§ WRITTEN INSTRUCTION
Locate and copy each line in the data that contains the word "JSON".

§ EXERCISE INPUT
## START
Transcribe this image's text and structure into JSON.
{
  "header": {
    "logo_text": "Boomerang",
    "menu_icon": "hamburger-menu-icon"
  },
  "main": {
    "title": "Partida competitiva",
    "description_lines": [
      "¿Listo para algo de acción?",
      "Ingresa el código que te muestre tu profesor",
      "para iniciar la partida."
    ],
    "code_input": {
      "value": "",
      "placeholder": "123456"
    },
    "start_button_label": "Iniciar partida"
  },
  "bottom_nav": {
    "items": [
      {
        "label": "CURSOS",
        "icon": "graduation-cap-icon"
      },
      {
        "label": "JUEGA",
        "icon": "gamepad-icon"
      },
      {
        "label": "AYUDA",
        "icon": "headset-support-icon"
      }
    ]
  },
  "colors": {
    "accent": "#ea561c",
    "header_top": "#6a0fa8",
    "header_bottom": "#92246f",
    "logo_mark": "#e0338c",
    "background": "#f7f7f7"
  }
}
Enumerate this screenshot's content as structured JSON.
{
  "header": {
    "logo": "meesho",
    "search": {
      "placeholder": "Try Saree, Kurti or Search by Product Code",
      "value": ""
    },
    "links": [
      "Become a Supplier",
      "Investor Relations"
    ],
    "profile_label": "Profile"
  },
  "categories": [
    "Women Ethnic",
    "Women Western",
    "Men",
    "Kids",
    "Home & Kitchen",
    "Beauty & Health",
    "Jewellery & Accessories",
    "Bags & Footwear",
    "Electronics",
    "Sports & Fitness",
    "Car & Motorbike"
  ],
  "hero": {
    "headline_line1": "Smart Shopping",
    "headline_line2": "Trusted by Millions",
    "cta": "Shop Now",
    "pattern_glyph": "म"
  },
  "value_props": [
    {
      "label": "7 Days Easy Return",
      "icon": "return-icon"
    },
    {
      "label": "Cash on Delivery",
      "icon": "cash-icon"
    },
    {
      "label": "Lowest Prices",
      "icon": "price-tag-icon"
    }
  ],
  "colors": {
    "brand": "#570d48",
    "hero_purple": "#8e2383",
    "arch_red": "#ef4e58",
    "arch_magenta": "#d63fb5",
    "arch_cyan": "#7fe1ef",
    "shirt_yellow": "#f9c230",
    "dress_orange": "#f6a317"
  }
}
## END
§ ANSWER TO THE TASK
Transcribe this image's text and structure into JSON.
Enumerate this screenshot's content as structured JSON.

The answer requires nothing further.